→ TASK INPUT:
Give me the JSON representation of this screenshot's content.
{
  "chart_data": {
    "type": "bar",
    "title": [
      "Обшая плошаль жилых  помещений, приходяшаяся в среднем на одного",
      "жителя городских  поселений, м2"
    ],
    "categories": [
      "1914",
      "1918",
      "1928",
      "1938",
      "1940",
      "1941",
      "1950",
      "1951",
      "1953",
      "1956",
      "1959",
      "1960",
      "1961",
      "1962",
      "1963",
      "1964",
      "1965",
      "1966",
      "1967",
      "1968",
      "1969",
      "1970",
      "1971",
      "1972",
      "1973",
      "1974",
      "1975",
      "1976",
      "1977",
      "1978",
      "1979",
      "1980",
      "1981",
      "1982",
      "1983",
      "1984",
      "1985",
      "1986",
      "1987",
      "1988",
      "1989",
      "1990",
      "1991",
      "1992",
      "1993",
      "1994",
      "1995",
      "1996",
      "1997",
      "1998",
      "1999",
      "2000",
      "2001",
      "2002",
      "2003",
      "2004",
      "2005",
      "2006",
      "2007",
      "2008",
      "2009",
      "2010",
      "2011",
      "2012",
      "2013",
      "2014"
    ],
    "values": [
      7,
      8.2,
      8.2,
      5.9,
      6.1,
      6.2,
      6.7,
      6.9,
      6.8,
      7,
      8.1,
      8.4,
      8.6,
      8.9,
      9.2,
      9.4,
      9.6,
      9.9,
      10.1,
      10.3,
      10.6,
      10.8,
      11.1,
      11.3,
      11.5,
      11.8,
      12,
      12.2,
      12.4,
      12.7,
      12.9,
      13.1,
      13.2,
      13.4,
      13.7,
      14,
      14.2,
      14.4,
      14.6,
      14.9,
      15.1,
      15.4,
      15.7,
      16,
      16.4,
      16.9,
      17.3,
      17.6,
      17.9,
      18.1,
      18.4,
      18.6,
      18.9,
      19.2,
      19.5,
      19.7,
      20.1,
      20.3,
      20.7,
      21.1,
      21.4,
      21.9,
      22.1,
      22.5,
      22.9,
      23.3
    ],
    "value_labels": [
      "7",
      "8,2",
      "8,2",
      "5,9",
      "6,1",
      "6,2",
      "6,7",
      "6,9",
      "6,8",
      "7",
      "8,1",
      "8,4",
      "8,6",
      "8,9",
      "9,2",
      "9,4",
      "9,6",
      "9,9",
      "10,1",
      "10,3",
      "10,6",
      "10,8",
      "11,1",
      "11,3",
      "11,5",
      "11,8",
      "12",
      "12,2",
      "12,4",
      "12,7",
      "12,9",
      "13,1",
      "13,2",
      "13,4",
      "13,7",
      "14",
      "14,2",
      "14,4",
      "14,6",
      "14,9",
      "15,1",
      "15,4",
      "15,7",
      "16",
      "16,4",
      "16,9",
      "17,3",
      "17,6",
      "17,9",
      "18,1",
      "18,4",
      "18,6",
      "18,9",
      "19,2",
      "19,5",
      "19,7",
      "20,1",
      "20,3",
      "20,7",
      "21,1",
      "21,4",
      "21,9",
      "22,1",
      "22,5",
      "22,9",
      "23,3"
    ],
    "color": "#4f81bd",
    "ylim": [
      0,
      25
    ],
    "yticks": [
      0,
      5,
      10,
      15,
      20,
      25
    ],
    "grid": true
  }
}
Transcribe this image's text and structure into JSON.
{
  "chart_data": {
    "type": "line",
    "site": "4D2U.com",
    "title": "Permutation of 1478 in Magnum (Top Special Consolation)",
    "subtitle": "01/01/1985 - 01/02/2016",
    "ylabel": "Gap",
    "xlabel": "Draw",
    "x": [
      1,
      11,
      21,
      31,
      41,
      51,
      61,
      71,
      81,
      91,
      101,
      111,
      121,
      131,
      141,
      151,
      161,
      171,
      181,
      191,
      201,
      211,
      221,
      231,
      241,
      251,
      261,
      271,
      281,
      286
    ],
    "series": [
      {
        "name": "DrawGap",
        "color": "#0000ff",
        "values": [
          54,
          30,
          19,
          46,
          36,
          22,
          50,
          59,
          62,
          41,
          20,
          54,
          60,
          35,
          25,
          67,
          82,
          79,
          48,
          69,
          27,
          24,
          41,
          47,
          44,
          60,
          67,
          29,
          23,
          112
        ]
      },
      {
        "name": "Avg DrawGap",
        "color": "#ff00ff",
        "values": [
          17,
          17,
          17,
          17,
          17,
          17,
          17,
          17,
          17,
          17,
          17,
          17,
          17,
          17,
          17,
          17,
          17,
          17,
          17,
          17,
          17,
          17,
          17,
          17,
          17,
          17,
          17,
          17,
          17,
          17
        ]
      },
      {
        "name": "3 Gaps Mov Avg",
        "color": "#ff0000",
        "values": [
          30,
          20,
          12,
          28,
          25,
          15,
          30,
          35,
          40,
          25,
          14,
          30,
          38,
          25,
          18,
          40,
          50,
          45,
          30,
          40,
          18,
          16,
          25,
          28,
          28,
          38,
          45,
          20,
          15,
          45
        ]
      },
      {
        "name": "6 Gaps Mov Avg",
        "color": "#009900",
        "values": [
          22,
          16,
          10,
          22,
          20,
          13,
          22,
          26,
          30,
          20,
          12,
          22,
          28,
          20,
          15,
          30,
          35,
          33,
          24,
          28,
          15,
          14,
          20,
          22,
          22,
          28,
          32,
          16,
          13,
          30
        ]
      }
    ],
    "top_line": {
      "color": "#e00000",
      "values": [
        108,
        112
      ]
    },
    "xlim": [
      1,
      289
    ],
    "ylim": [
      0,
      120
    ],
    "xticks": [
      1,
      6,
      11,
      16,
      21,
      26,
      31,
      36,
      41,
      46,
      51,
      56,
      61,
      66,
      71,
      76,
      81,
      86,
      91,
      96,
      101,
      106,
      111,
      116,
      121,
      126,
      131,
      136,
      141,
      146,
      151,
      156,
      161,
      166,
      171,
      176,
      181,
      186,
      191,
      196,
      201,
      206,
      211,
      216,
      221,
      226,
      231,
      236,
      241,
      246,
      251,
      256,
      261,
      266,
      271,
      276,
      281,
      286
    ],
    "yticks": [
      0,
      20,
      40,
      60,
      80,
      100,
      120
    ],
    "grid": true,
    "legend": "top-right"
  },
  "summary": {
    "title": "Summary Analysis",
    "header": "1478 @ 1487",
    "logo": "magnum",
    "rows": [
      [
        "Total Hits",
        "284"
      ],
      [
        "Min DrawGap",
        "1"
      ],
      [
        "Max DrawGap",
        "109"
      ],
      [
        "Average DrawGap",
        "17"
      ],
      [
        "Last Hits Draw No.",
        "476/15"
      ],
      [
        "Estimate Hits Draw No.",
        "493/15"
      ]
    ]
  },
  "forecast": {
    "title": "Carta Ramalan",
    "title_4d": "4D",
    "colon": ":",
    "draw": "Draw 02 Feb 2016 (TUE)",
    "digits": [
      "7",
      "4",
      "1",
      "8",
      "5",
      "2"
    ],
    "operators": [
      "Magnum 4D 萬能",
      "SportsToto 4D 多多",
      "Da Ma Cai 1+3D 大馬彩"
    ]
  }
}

→ REQUEST:
Retype all the material above precisely, with no line left out.

→ RESULT OF THE TASK:
Give me the JSON representation of this screenshot's content.
{
  "chart_data": {
    "type": "bar",
    "title": [
      "Обшая плошаль жилых  помещений, приходяшаяся в среднем на одного",
      "жителя городских  поселений, м2"
    ],
    "categories": [
      "1914",
      "1918",
      "1928",
      "1938",
      "1940",
      "1941",
      "1950",
      "1951",
      "1953",
      "1956",
      "1959",
      "1960",
      "1961",
      "1962",
      "1963",
      "1964",
      "1965",
      "1966",
      "1967",
      "1968",
      "1969",
      "1970",
      "1971",
      "1972",
      "1973",
      "1974",
      "1975",
      "1976",
      "1977",
      "1978",
      "1979",
      "1980",
      "1981",
      "1982",
      "1983",
      "1984",
      "1985",
      "1986",
      "1987",
      "1988",
      "1989",
      "1990",
      "1991",
      "1992",
      "1993",
      "1994",
      "1995",
      "1996",
      "1997",
      "1998",
      "1999",
      "2000",
      "2001",
      "2002",
      "2003",
      "2004",
      "2005",
      "2006",
      "2007",
      "2008",
      "2009",
      "2010",
      "2011",
      "2012",
      "2013",
      "2014"
    ],
    "values": [
      7,
      8.2,
      8.2,
      5.9,
      6.1,
      6.2,
      6.7,
      6.9,
      6.8,
      7,
      8.1,
      8.4,
      8.6,
      8.9,
      9.2,
      9.4,
      9.6,
      9.9,
      10.1,
      10.3,
      10.6,
      10.8,
      11.1,
      11.3,
      11.5,
      11.8,
      12,
      12.2,
      12.4,
      12.7,
      12.9,
      13.1,
      13.2,
      13.4,
      13.7,
      14,
      14.2,
      14.4,
      14.6,
      14.9,
      15.1,
      15.4,
      15.7,
      16,
      16.4,
      16.9,
      17.3,
      17.6,
      17.9,
      18.1,
      18.4,
      18.6,
      18.9,
      19.2,
      19.5,
      19.7,
      20.1,
      20.3,
      20.7,
      21.1,
      21.4,
      21.9,
      22.1,
      22.5,
      22.9,
      23.3
    ],
    "value_labels": [
      "7",
      "8,2",
      "8,2",
      "5,9",
      "6,1",
      "6,2",
      "6,7",
      "6,9",
      "6,8",
      "7",
      "8,1",
      "8,4",
      "8,6",
      "8,9",
      "9,2",
      "9,4",
      "9,6",
      "9,9",
      "10,1",
      "10,3",
      "10,6",
      "10,8",
      "11,1",
      "11,3",
      "11,5",
      "11,8",
      "12",
      "12,2",
      "12,4",
      "12,7",
      "12,9",
      "13,1",
      "13,2",
      "13,4",
      "13,7",
      "14",
      "14,2",
      "14,4",
      "14,6",
      "14,9",
      "15,1",
      "15,4",
      "15,7",
      "16",
      "16,4",
      "16,9",
      "17,3",
      "17,6",
      "17,9",
      "18,1",
      "18,4",
      "18,6",
      "18,9",
      "19,2",
      "19,5",
      "19,7",
      "20,1",
      "20,3",
      "20,7",
      "21,1",
      "21,4",
      "21,9",
      "22,1",
      "22,5",
      "22,9",
      "23,3"
    ],
    "color": "#4f81bd",
    "ylim": [
      0,
      25
    ],
    "yticks": [
      0,
      5,
      10,
      15,
      20,
      25
    ],
    "grid": true
  }
}
Transcribe this image's text and structure into JSON.
{
  "chart_data": {
    "type": "line",
    "site": "4D2U.com",
    "title": "Permutation of 1478 in Magnum (Top Special Consolation)",
    "subtitle": "01/01/1985 - 01/02/2016",
    "ylabel": "Gap",
    "xlabel": "Draw",
    "x": [
      1,
      11,
      21,
      31,
      41,
      51,
      61,
      71,
      81,
      91,
      101,
      111,
      121,
      131,
      141,
      151,
      161,
      171,
      181,
      191,
      201,
      211,
      221,
      231,
      241,
      251,
      261,
      271,
      281,
      286
    ],
    "series": [
      {
        "name": "DrawGap",
        "color": "#0000ff",
        "values": [
          54,
          30,
          19,
          46,
          36,
          22,
          50,
          59,
          62,
          41,
          20,
          54,
          60,
          35,
          25,
          67,
          82,
          79,
          48,
          69,
          27,
          24,
          41,
          47,
          44,
          60,
          67,
          29,
          23,
          112
        ]
      },
      {
        "name": "Avg DrawGap",
        "color": "#ff00ff",
        "values": [
          17,
          17,
          17,
          17,
          17,
          17,
          17,
          17,
          17,
          17,
          17,
          17,
          17,
          17,
          17,
          17,
          17,
          17,
          17,
          17,
          17,
          17,
          17,
          17,
          17,
          17,
          17,
          17,
          17,
          17
        ]
      },
      {
        "name": "3 Gaps Mov Avg",
        "color": "#ff0000",
        "values": [
          30,
          20,
          12,
          28,
          25,
          15,
          30,
          35,
          40,
          25,
          14,
          30,
          38,
          25,
          18,
          40,
          50,
          45,
          30,
          40,
          18,
          16,
          25,
          28,
          28,
          38,
          45,
          20,
          15,
          45
        ]
      },
      {
        "name": "6 Gaps Mov Avg",
        "color": "#009900",
        "values": [
          22,
          16,
          10,
          22,
          20,
          13,
          22,
          26,
          30,
          20,
          12,
          22,
          28,
          20,
          15,
          30,
          35,
          33,
          24,
          28,
          15,
          14,
          20,
          22,
          22,
          28,
          32,
          16,
          13,
          30
        ]
      }
    ],
    "top_line": {
      "color": "#e00000",
      "values": [
        108,
        112
      ]
    },
    "xlim": [
      1,
      289
    ],
    "ylim": [
      0,
      120
    ],
    "xticks": [
      1,
      6,
      11,
      16,
      21,
      26,
      31,
      36,
      41,
      46,
      51,
      56,
      61,
      66,
      71,
      76,
      81,
      86,
      91,
      96,
      101,
      106,
      111,
      116,
      121,
      126,
      131,
      136,
      141,
      146,
      151,
      156,
      161,
      166,
      171,
      176,
      181,
      186,
      191,
      196,
      201,
      206,
      211,
      216,
      221,
      226,
      231,
      236,
      241,
      246,
      251,
      256,
      261,
      266,
      271,
      276,
      281,
      286
    ],
    "yticks": [
      0,
      20,
      40,
      60,
      80,
      100,
      120
    ],
    "grid": true,
    "legend": "top-right"
  },
  "summary": {
    "title": "Summary Analysis",
    "header": "1478 @ 1487",
    "logo": "magnum",
    "rows": [
      [
        "Total Hits",
        "284"
      ],
      [
        "Min DrawGap",
        "1"
      ],
      [
        "Max DrawGap",
        "109"
      ],
      [
        "Average DrawGap",
        "17"
      ],
      [
        "Last Hits Draw No.",
        "476/15"
      ],
      [
        "Estimate Hits Draw No.",
        "493/15"
      ]
    ]
  },
  "forecast": {
    "title": "Carta Ramalan",
    "title_4d": "4D",
    "colon": ":",
    "draw": "Draw 02 Feb 2016 (TUE)",
    "digits": [
      "7",
      "4",
      "1",
      "8",
      "5",
      "2"
    ],
    "operators": [
      "Magnum 4D 萬能",
      "SportsToto 4D 多多",
      "Da Ma Cai 1+3D 大馬彩"
    ]
  }
}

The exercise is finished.